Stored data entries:
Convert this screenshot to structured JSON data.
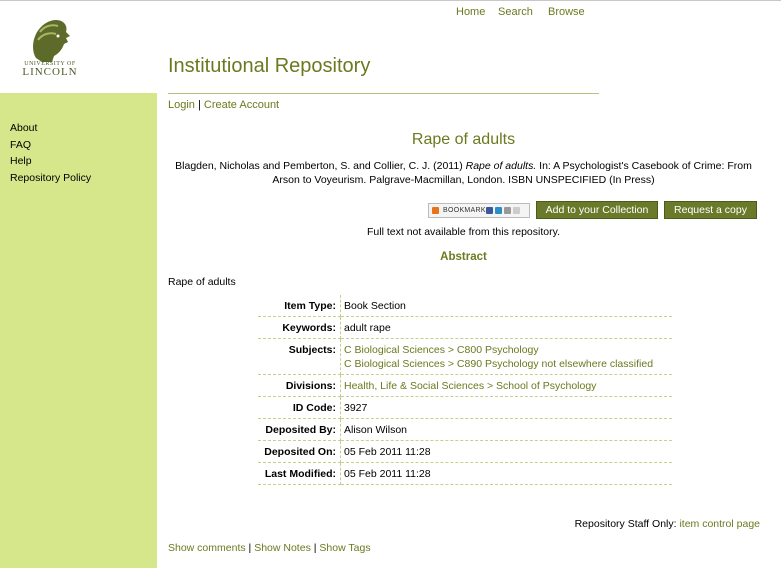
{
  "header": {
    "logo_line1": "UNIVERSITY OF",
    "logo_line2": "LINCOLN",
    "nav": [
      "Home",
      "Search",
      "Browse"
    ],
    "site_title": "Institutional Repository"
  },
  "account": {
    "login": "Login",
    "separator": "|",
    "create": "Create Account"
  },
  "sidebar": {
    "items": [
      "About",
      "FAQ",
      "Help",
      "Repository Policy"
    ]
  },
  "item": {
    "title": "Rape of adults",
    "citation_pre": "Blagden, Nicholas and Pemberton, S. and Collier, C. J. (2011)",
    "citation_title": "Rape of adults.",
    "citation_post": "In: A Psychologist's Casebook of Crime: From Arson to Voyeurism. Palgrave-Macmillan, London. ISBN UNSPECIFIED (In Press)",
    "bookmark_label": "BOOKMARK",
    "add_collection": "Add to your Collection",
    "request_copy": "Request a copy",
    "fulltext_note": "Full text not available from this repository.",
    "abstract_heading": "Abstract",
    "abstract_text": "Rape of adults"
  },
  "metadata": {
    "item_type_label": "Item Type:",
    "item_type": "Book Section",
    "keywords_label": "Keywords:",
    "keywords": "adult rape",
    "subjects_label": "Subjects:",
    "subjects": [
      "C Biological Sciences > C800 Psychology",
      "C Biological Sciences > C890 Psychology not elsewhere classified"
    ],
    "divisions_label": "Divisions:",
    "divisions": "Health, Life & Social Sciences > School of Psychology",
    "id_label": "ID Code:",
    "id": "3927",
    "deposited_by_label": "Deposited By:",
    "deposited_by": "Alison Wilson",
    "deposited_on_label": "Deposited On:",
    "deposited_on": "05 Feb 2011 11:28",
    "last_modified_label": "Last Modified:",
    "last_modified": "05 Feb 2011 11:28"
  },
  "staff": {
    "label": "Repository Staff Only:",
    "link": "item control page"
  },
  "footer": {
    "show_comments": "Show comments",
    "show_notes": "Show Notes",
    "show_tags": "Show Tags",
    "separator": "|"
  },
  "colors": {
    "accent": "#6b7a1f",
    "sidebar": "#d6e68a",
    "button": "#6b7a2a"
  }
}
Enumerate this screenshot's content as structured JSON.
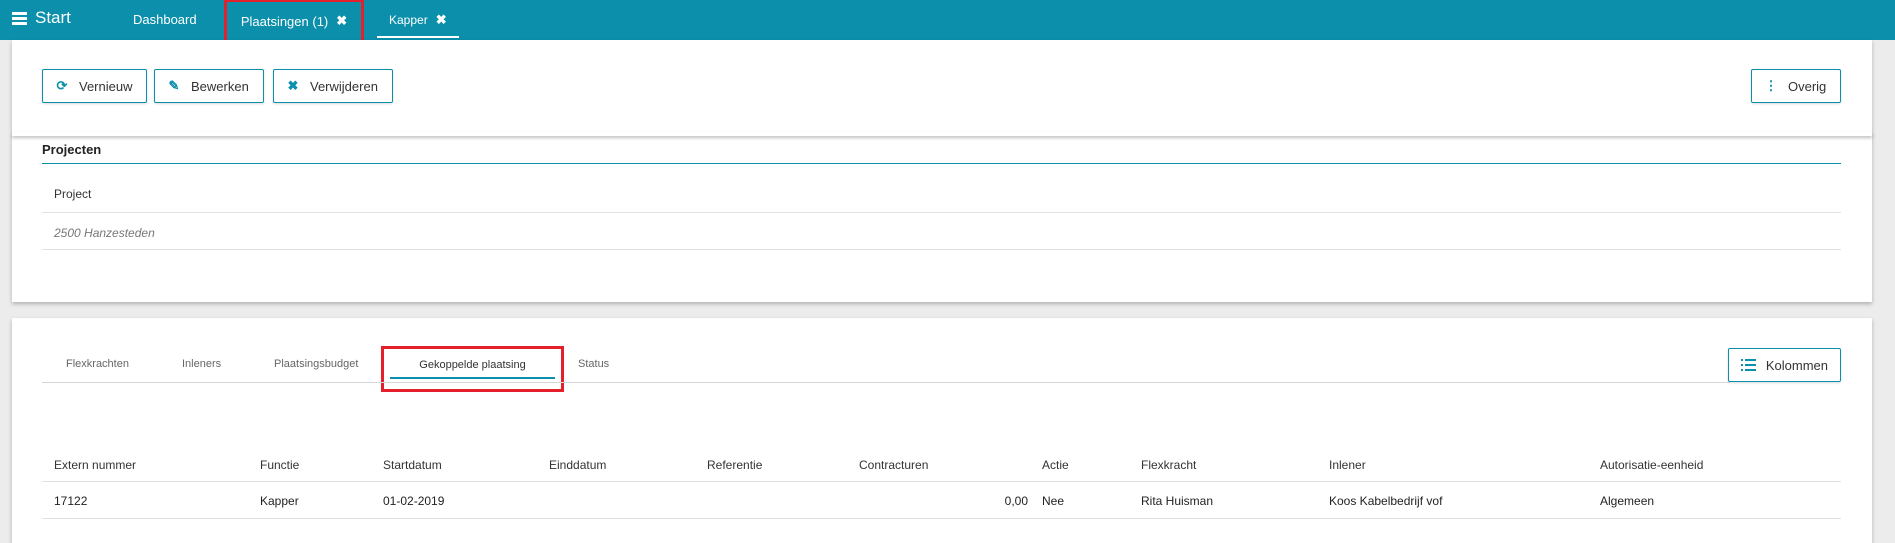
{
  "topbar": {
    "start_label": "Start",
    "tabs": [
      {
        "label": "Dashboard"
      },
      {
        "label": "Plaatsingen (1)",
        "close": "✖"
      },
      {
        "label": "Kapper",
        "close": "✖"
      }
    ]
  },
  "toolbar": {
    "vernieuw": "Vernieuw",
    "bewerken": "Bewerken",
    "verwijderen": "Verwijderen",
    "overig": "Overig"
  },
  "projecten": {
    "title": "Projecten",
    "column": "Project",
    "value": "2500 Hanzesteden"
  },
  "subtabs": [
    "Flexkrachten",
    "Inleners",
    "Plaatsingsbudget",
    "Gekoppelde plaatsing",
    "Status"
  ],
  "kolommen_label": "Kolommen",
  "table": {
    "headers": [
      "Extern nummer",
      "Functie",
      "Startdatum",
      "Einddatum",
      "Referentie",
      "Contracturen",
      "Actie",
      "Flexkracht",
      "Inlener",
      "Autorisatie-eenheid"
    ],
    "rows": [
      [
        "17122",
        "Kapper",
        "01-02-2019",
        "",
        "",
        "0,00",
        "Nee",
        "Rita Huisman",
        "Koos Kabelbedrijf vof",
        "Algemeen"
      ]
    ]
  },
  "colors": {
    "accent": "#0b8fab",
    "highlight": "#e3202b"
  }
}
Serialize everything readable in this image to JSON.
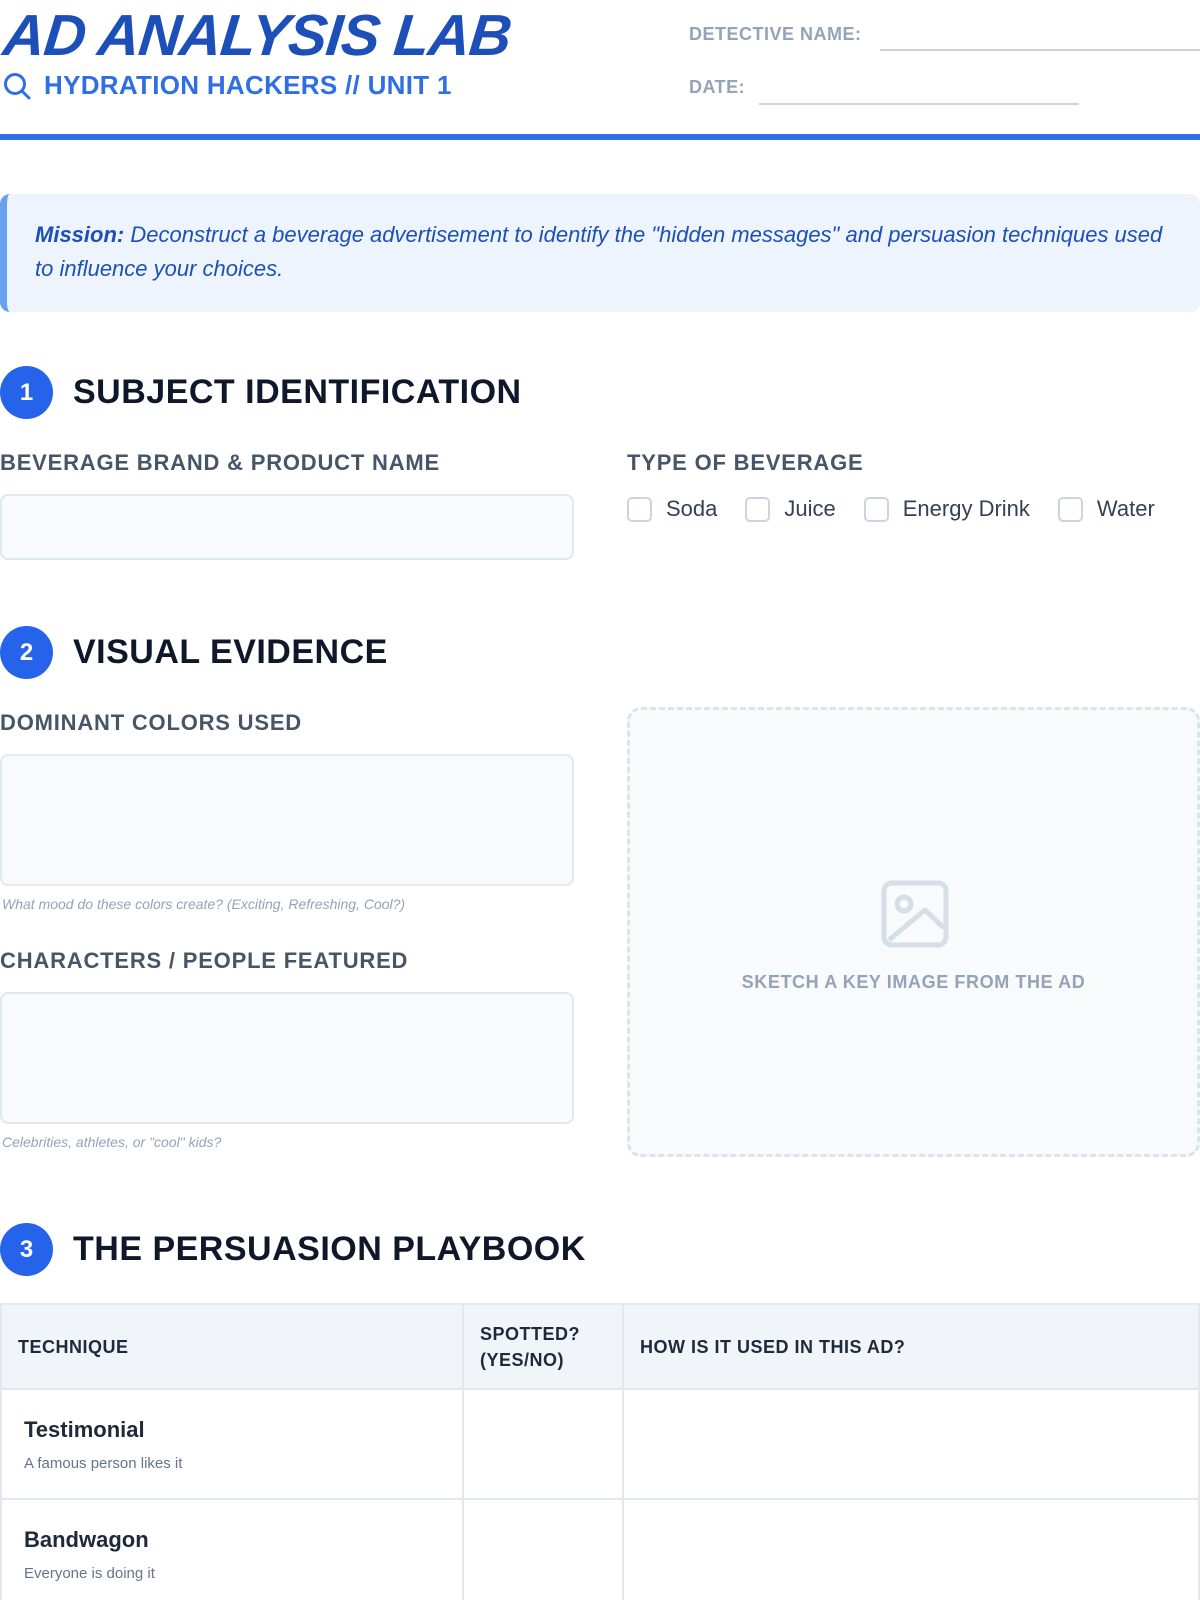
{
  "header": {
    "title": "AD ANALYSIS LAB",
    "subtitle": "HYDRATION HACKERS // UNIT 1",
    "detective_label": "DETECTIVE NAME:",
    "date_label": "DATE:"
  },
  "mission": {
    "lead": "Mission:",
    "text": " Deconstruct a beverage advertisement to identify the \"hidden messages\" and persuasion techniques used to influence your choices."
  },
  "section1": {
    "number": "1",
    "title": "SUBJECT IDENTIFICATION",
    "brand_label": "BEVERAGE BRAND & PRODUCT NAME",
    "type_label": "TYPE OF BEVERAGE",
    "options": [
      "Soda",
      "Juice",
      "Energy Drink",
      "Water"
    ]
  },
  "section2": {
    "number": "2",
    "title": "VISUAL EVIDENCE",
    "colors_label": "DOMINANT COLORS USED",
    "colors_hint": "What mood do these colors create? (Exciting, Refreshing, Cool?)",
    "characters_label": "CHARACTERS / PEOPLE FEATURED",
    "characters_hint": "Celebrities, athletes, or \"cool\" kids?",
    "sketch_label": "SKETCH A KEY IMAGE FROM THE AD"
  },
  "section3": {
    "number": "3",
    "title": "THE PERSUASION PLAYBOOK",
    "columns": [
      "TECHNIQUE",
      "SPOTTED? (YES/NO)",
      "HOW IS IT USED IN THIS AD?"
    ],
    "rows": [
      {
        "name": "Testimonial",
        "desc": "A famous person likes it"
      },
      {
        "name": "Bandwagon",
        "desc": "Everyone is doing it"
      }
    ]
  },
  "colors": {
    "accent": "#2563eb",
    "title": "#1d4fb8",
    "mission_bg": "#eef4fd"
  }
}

_EXERCISE DESCRIPTION:_ Retype every record above exactly as written, but leave out the pictures.

_REPLY TO THE EXERCISE:_
Convert this screenshot to structured JSON data.
{
  "header": {
    "logo_line1": "UNIVERSITY OF",
    "logo_line2": "LINCOLN",
    "nav": [
      "Home",
      "Search",
      "Browse"
    ],
    "site_title": "Institutional Repository"
  },
  "account": {
    "login": "Login",
    "separator": "|",
    "create": "Create Account"
  },
  "sidebar": {
    "items": [
      "About",
      "FAQ",
      "Help",
      "Repository Policy"
    ]
  },
  "item": {
    "title": "Rape of adults",
    "citation_pre": "Blagden, Nicholas and Pemberton, S. and Collier, C. J. (2011)",
    "citation_title": "Rape of adults.",
    "citation_post": "In: A Psychologist's Casebook of Crime: From Arson to Voyeurism. Palgrave-Macmillan, London. ISBN UNSPECIFIED (In Press)",
    "bookmark_label": "BOOKMARK",
    "add_collection": "Add to your Collection",
    "request_copy": "Request a copy",
    "fulltext_note": "Full text not available from this repository.",
    "abstract_heading": "Abstract",
    "abstract_text": "Rape of adults"
  },
  "metadata": {
    "item_type_label": "Item Type:",
    "item_type": "Book Section",
    "keywords_label": "Keywords:",
    "keywords": "adult rape",
    "subjects_label": "Subjects:",
    "subjects": [
      "C Biological Sciences > C800 Psychology",
      "C Biological Sciences > C890 Psychology not elsewhere classified"
    ],
    "divisions_label": "Divisions:",
    "divisions": "Health, Life & Social Sciences > School of Psychology",
    "id_label": "ID Code:",
    "id": "3927",
    "deposited_by_label": "Deposited By:",
    "deposited_by": "Alison Wilson",
    "deposited_on_label": "Deposited On:",
    "deposited_on": "05 Feb 2011 11:28",
    "last_modified_label": "Last Modified:",
    "last_modified": "05 Feb 2011 11:28"
  },
  "staff": {
    "label": "Repository Staff Only:",
    "link": "item control page"
  },
  "footer": {
    "show_comments": "Show comments",
    "show_notes": "Show Notes",
    "show_tags": "Show Tags",
    "separator": "|"
  },
  "colors": {
    "accent": "#6b7a1f",
    "sidebar": "#d6e68a",
    "button": "#6b7a2a"
  }
}
Enumerate this screenshot's content as structured JSON.
{
  "topbar": {
    "start_label": "Start",
    "tabs": [
      {
        "label": "Dashboard"
      },
      {
        "label": "Plaatsingen (1)",
        "close": "✖"
      },
      {
        "label": "Kapper",
        "close": "✖"
      }
    ]
  },
  "toolbar": {
    "vernieuw": "Vernieuw",
    "bewerken": "Bewerken",
    "verwijderen": "Verwijderen",
    "overig": "Overig"
  },
  "projecten": {
    "title": "Projecten",
    "column": "Project",
    "value": "2500 Hanzesteden"
  },
  "subtabs": [
    "Flexkrachten",
    "Inleners",
    "Plaatsingsbudget",
    "Gekoppelde plaatsing",
    "Status"
  ],
  "kolommen_label": "Kolommen",
  "table": {
    "headers": [
      "Extern nummer",
      "Functie",
      "Startdatum",
      "Einddatum",
      "Referentie",
      "Contracturen",
      "Actie",
      "Flexkracht",
      "Inlener",
      "Autorisatie-eenheid"
    ],
    "rows": [
      [
        "17122",
        "Kapper",
        "01-02-2019",
        "",
        "",
        "0,00",
        "Nee",
        "Rita Huisman",
        "Koos Kabelbedrijf vof",
        "Algemeen"
      ]
    ]
  },
  "colors": {
    "accent": "#0b8fab",
    "highlight": "#e3202b"
  }
}
Serialize everything readable in this image to JSON.
{
  "header": {
    "title": "AD ANALYSIS LAB",
    "subtitle": "HYDRATION HACKERS // UNIT 1",
    "detective_label": "DETECTIVE NAME:",
    "date_label": "DATE:"
  },
  "mission": {
    "lead": "Mission:",
    "text": " Deconstruct a beverage advertisement to identify the \"hidden messages\" and persuasion techniques used to influence your choices."
  },
  "section1": {
    "number": "1",
    "title": "SUBJECT IDENTIFICATION",
    "brand_label": "BEVERAGE BRAND & PRODUCT NAME",
    "type_label": "TYPE OF BEVERAGE",
    "options": [
      "Soda",
      "Juice",
      "Energy Drink",
      "Water"
    ]
  },
  "section2": {
    "number": "2",
    "title": "VISUAL EVIDENCE",
    "colors_label": "DOMINANT COLORS USED",
    "colors_hint": "What mood do these colors create? (Exciting, Refreshing, Cool?)",
    "characters_label": "CHARACTERS / PEOPLE FEATURED",
    "characters_hint": "Celebrities, athletes, or \"cool\" kids?",
    "sketch_label": "SKETCH A KEY IMAGE FROM THE AD"
  },
  "section3": {
    "number": "3",
    "title": "THE PERSUASION PLAYBOOK",
    "columns": [
      "TECHNIQUE",
      "SPOTTED? (YES/NO)",
      "HOW IS IT USED IN THIS AD?"
    ],
    "rows": [
      {
        "name": "Testimonial",
        "desc": "A famous person likes it"
      },
      {
        "name": "Bandwagon",
        "desc": "Everyone is doing it"
      }
    ]
  },
  "colors": {
    "accent": "#2563eb",
    "title": "#1d4fb8",
    "mission_bg": "#eef4fd"
  }
}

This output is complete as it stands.